#### Source data:
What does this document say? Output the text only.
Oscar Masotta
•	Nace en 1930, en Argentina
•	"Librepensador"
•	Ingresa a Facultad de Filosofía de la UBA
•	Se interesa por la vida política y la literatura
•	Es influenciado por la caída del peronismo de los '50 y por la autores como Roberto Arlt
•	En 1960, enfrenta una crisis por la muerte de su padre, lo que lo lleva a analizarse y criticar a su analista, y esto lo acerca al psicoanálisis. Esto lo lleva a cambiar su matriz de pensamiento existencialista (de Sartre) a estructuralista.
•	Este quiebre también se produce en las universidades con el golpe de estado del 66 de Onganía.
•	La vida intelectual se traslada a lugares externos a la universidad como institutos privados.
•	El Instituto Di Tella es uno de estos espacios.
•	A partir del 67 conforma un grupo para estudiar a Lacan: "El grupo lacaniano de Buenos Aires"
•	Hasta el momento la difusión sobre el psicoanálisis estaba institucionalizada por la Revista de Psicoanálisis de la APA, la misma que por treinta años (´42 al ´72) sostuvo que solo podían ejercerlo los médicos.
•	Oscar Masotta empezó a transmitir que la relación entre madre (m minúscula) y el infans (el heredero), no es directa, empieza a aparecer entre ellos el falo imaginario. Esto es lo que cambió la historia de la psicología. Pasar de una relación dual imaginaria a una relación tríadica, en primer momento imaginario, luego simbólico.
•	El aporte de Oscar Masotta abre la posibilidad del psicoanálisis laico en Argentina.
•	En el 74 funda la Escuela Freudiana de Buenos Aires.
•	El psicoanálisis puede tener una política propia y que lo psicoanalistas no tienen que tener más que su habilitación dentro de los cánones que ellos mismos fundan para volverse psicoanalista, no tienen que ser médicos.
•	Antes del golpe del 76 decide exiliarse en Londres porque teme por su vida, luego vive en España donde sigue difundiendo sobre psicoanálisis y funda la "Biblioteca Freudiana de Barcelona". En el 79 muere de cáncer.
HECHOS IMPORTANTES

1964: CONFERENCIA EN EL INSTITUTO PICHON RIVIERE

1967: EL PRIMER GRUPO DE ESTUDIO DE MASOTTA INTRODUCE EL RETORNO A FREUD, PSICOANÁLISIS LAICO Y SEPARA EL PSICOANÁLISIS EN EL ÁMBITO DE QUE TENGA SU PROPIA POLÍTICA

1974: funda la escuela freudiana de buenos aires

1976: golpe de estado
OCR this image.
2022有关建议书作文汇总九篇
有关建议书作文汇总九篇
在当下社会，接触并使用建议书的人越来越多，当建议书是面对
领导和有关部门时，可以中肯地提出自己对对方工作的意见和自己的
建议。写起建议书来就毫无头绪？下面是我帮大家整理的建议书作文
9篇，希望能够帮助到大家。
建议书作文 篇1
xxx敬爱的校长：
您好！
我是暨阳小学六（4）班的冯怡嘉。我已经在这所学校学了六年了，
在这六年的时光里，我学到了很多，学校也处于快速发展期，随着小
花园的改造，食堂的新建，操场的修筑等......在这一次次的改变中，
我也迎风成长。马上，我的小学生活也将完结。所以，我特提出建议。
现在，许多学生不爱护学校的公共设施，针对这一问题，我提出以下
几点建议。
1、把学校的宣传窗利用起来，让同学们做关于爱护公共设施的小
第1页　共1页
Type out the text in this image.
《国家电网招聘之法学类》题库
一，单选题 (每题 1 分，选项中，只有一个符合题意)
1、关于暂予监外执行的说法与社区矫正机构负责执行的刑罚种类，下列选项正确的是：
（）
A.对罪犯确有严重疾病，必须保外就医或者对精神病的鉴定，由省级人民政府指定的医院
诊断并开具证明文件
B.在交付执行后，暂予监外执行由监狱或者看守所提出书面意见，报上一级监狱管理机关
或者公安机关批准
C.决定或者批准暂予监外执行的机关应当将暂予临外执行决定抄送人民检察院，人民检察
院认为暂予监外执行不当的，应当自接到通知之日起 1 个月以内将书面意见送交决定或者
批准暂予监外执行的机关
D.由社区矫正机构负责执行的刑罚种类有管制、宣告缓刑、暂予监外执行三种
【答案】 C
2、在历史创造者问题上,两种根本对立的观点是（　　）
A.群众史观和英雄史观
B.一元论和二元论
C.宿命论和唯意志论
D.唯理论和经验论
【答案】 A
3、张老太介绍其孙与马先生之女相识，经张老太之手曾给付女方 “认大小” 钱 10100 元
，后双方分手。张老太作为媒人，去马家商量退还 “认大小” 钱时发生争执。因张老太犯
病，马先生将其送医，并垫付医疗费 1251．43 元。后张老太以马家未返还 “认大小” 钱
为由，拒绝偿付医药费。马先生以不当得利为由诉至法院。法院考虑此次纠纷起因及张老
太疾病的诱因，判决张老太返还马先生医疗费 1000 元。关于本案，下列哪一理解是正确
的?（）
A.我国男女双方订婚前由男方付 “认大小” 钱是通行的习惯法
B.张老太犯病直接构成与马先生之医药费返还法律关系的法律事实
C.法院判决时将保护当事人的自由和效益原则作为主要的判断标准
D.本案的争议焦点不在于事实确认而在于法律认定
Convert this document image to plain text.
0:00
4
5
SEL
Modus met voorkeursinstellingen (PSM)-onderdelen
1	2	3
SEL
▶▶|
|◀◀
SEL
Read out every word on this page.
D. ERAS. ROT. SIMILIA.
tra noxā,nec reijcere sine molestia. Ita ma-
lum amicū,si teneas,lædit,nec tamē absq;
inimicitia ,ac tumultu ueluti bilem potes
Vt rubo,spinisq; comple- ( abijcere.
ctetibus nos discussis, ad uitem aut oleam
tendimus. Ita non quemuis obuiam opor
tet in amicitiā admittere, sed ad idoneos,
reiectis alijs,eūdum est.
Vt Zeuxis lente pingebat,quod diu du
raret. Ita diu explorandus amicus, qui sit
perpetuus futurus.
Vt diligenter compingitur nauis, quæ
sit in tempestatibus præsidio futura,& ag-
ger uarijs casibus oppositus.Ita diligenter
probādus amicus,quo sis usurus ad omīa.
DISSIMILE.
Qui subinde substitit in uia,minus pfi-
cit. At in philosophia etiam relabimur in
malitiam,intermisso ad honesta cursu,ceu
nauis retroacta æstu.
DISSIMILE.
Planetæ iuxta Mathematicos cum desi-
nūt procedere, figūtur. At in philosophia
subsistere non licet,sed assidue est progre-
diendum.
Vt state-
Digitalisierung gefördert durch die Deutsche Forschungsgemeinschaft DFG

#### Set task:
Lines of the material that contain the word "this" are to be gathered.

#### Task result:
What does this document say? Output the text only.
OCR this image.
Type out the text in this image.
Convert this document image to plain text.
Read out every word on this page.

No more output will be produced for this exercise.